→ Task directions: Find every line in the records below that holds the word "Massachusetts" and copy it.

* * *

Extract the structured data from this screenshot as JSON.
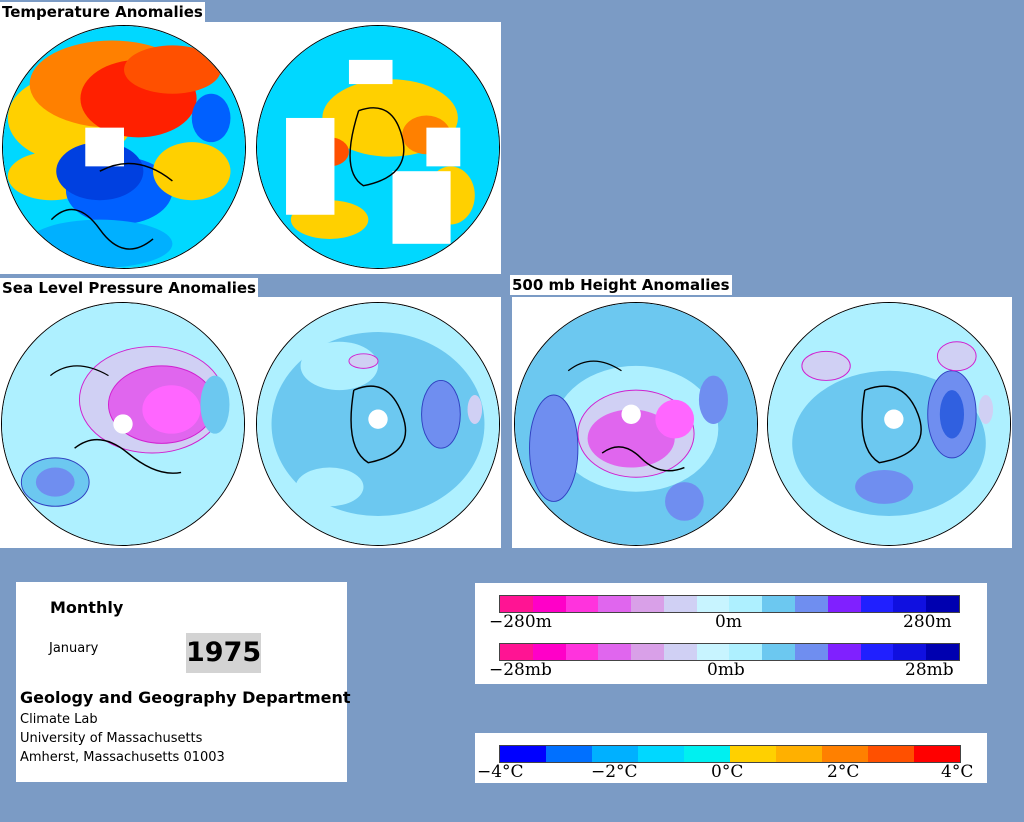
{
  "titles": {
    "temperature": "Temperature Anomalies",
    "slp": "Sea Level Pressure Anomalies",
    "height500": "500 mb Height Anomalies"
  },
  "info": {
    "period": "Monthly",
    "month": "January",
    "year": "1975",
    "department": "Geology and Geography Department",
    "lab": "Climate Lab",
    "university": "University of Massachusetts",
    "address": "Amherst, Massachusetts 01003"
  },
  "legend_height": {
    "labels": [
      "−280m",
      "0m",
      "280m"
    ],
    "colors": [
      "#ff1493",
      "#ff00c8",
      "#ff33dd",
      "#e066ee",
      "#d9a0e8",
      "#d0d0f4",
      "#c8f4ff",
      "#aef0ff",
      "#6cc8f0",
      "#6f8ef0",
      "#8020ff",
      "#2020ff",
      "#1010e0",
      "#0000b0"
    ]
  },
  "legend_pressure": {
    "labels": [
      "−28mb",
      "0mb",
      "28mb"
    ],
    "colors": [
      "#ff1493",
      "#ff00c8",
      "#ff33dd",
      "#e066ee",
      "#d9a0e8",
      "#d0d0f4",
      "#c8f4ff",
      "#aef0ff",
      "#6cc8f0",
      "#6f8ef0",
      "#8020ff",
      "#2020ff",
      "#1010e0",
      "#0000b0"
    ]
  },
  "legend_temperature": {
    "labels": [
      "−4°C",
      "−2°C",
      "0°C",
      "2°C",
      "4°C"
    ],
    "colors": [
      "#0000ff",
      "#0070ff",
      "#00b0ff",
      "#00d8ff",
      "#00f0f0",
      "#ffd000",
      "#ffb000",
      "#ff8000",
      "#ff5000",
      "#ff0000"
    ]
  },
  "palette": {
    "background": "#7b9bc5",
    "temp_warm": "#ff3000",
    "temp_cool": "#0030e0",
    "anom_positive": "#e060e0",
    "anom_negative": "#5070e0"
  }
}
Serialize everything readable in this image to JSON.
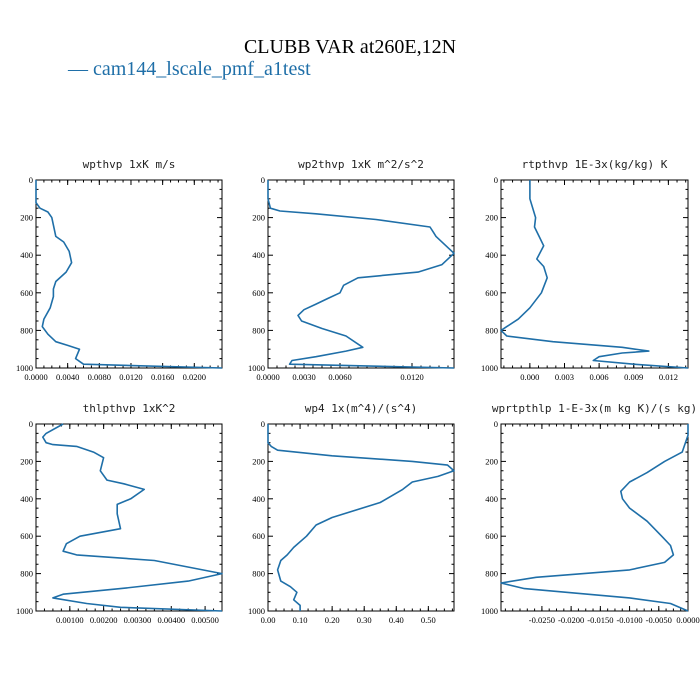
{
  "title": "CLUBB VAR at260E,12N",
  "legend": "— cam144_lscale_pmf_a1test",
  "colors": {
    "series": "#1f6fa8",
    "axis": "#000000",
    "title": "#000000"
  },
  "chart_data": [
    {
      "type": "line",
      "title": "wpthvp  1xK m/s",
      "series_name": "cam144_lscale_pmf_a1test",
      "xlim": [
        0,
        0.0235
      ],
      "ylim": [
        1000,
        0
      ],
      "xticks": [
        0,
        0.004,
        0.008,
        0.012,
        0.016,
        0.02
      ],
      "xtick_labels": [
        "0.0000",
        "0.0040",
        "0.0080",
        "0.0120",
        "0.0160",
        "0.0200"
      ],
      "yticks": [
        0,
        200,
        400,
        600,
        800,
        1000
      ],
      "x": [
        0.0,
        0.0,
        0.0005,
        0.0015,
        0.002,
        0.0022,
        0.0025,
        0.0035,
        0.0042,
        0.0045,
        0.0038,
        0.0025,
        0.0022,
        0.0022,
        0.0018,
        0.001,
        0.0008,
        0.0015,
        0.0025,
        0.004,
        0.0055,
        0.005,
        0.006,
        0.0235
      ],
      "y": [
        0,
        120,
        150,
        170,
        200,
        240,
        300,
        330,
        380,
        440,
        490,
        540,
        580,
        620,
        680,
        740,
        780,
        820,
        860,
        880,
        900,
        950,
        980,
        1000
      ]
    },
    {
      "type": "line",
      "title": "wp2thvp  1xK m^2/s^2",
      "series_name": "cam144_lscale_pmf_a1test",
      "xlim": [
        0,
        0.0155
      ],
      "ylim": [
        1000,
        0
      ],
      "xticks": [
        0,
        0.003,
        0.006,
        0.012
      ],
      "xtick_labels": [
        "0.0000",
        "0.0030",
        "0.0060",
        "0.0120"
      ],
      "yticks": [
        0,
        200,
        400,
        600,
        800,
        1000
      ],
      "x": [
        0.0,
        0.0,
        0.0002,
        0.001,
        0.004,
        0.009,
        0.0135,
        0.0138,
        0.014,
        0.0155,
        0.0145,
        0.0125,
        0.0075,
        0.0063,
        0.006,
        0.005,
        0.004,
        0.003,
        0.0025,
        0.0028,
        0.0045,
        0.0065,
        0.0079,
        0.0065,
        0.004,
        0.002,
        0.0018,
        0.0155
      ],
      "y": [
        0,
        100,
        150,
        165,
        180,
        210,
        250,
        280,
        300,
        390,
        450,
        490,
        520,
        560,
        600,
        630,
        660,
        690,
        720,
        750,
        790,
        830,
        890,
        910,
        940,
        960,
        980,
        1000
      ]
    },
    {
      "type": "line",
      "title": "rtpthvp  1E-3x(kg/kg) K",
      "series_name": "cam144_lscale_pmf_a1test",
      "xlim": [
        -0.0025,
        0.0137
      ],
      "ylim": [
        1000,
        0
      ],
      "xticks": [
        0,
        0.003,
        0.006,
        0.009,
        0.012
      ],
      "xtick_labels": [
        "0.000",
        "0.003",
        "0.006",
        "0.009",
        "0.012"
      ],
      "yticks": [
        0,
        200,
        400,
        600,
        800,
        1000
      ],
      "x": [
        0.0,
        0.0,
        0.0005,
        0.0004,
        0.0008,
        0.0012,
        0.0006,
        0.0012,
        0.0015,
        0.001,
        0.0,
        -0.001,
        -0.002,
        -0.0025,
        -0.002,
        0.002,
        0.008,
        0.0103,
        0.008,
        0.006,
        0.0055,
        0.009,
        0.0137
      ],
      "y": [
        0,
        100,
        200,
        250,
        300,
        350,
        420,
        460,
        520,
        600,
        680,
        740,
        780,
        800,
        830,
        860,
        890,
        910,
        920,
        940,
        960,
        980,
        1000
      ]
    },
    {
      "type": "line",
      "title": "thlpthvp  1xK^2",
      "series_name": "cam144_lscale_pmf_a1test",
      "xlim": [
        0,
        0.0055
      ],
      "ylim": [
        1000,
        0
      ],
      "xticks": [
        0.001,
        0.002,
        0.003,
        0.004,
        0.005
      ],
      "xtick_labels": [
        "0.00100",
        "0.00200",
        "0.00300",
        "0.00400",
        "0.00500"
      ],
      "yticks": [
        0,
        200,
        400,
        600,
        800,
        1000
      ],
      "x": [
        0.0008,
        0.0003,
        0.0002,
        0.0003,
        0.0005,
        0.0012,
        0.0017,
        0.002,
        0.0019,
        0.0021,
        0.0026,
        0.0032,
        0.0028,
        0.0024,
        0.0024,
        0.0025,
        0.0013,
        0.0009,
        0.0008,
        0.0012,
        0.0035,
        0.0055,
        0.0045,
        0.0025,
        0.0008,
        0.0005,
        0.0015,
        0.0025,
        0.0055
      ],
      "y": [
        0,
        50,
        70,
        100,
        110,
        120,
        150,
        180,
        250,
        300,
        320,
        350,
        400,
        430,
        480,
        560,
        600,
        640,
        680,
        700,
        730,
        800,
        840,
        880,
        910,
        930,
        960,
        980,
        1000
      ]
    },
    {
      "type": "line",
      "title": "wp4  1x(m^4)/(s^4)",
      "series_name": "cam144_lscale_pmf_a1test",
      "xlim": [
        0,
        0.58
      ],
      "ylim": [
        1000,
        0
      ],
      "xticks": [
        0,
        0.1,
        0.2,
        0.3,
        0.4,
        0.5
      ],
      "xtick_labels": [
        "0.00",
        "0.10",
        "0.20",
        "0.30",
        "0.40",
        "0.50"
      ],
      "yticks": [
        0,
        200,
        400,
        600,
        800,
        1000
      ],
      "x": [
        0.0,
        0.0,
        0.01,
        0.03,
        0.2,
        0.45,
        0.56,
        0.58,
        0.53,
        0.45,
        0.42,
        0.35,
        0.2,
        0.15,
        0.12,
        0.08,
        0.06,
        0.04,
        0.03,
        0.04,
        0.07,
        0.09,
        0.08,
        0.1,
        0.1
      ],
      "y": [
        0,
        100,
        120,
        140,
        170,
        200,
        220,
        250,
        280,
        310,
        350,
        420,
        500,
        540,
        600,
        660,
        700,
        730,
        780,
        840,
        870,
        900,
        940,
        970,
        1000
      ]
    },
    {
      "type": "line",
      "title": "wprtpthlp  1-E-3x(m kg K)/(s kg)",
      "series_name": "cam144_lscale_pmf_a1test",
      "xlim": [
        -0.032,
        0.0
      ],
      "ylim": [
        1000,
        0
      ],
      "xticks": [
        -0.025,
        -0.02,
        -0.015,
        -0.01,
        -0.005,
        0.0
      ],
      "xtick_labels": [
        "-0.0250",
        "-0.0200",
        "-0.0150",
        "-0.0100",
        "-0.0050",
        "0.0000"
      ],
      "yticks": [
        0,
        200,
        400,
        600,
        800,
        1000
      ],
      "x": [
        0.0,
        0.0,
        -0.001,
        -0.004,
        -0.007,
        -0.01,
        -0.0115,
        -0.0112,
        -0.01,
        -0.007,
        -0.0045,
        -0.003,
        -0.0025,
        -0.004,
        -0.01,
        -0.026,
        -0.032,
        -0.028,
        -0.01,
        -0.003,
        0.0
      ],
      "y": [
        0,
        60,
        150,
        200,
        260,
        310,
        360,
        400,
        450,
        520,
        600,
        650,
        700,
        740,
        780,
        820,
        850,
        880,
        930,
        960,
        1000
      ]
    }
  ]
}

* * *

→ Final result:
    "university": "University of Massachusetts",
    "address": "Amherst, Massachusetts 01003"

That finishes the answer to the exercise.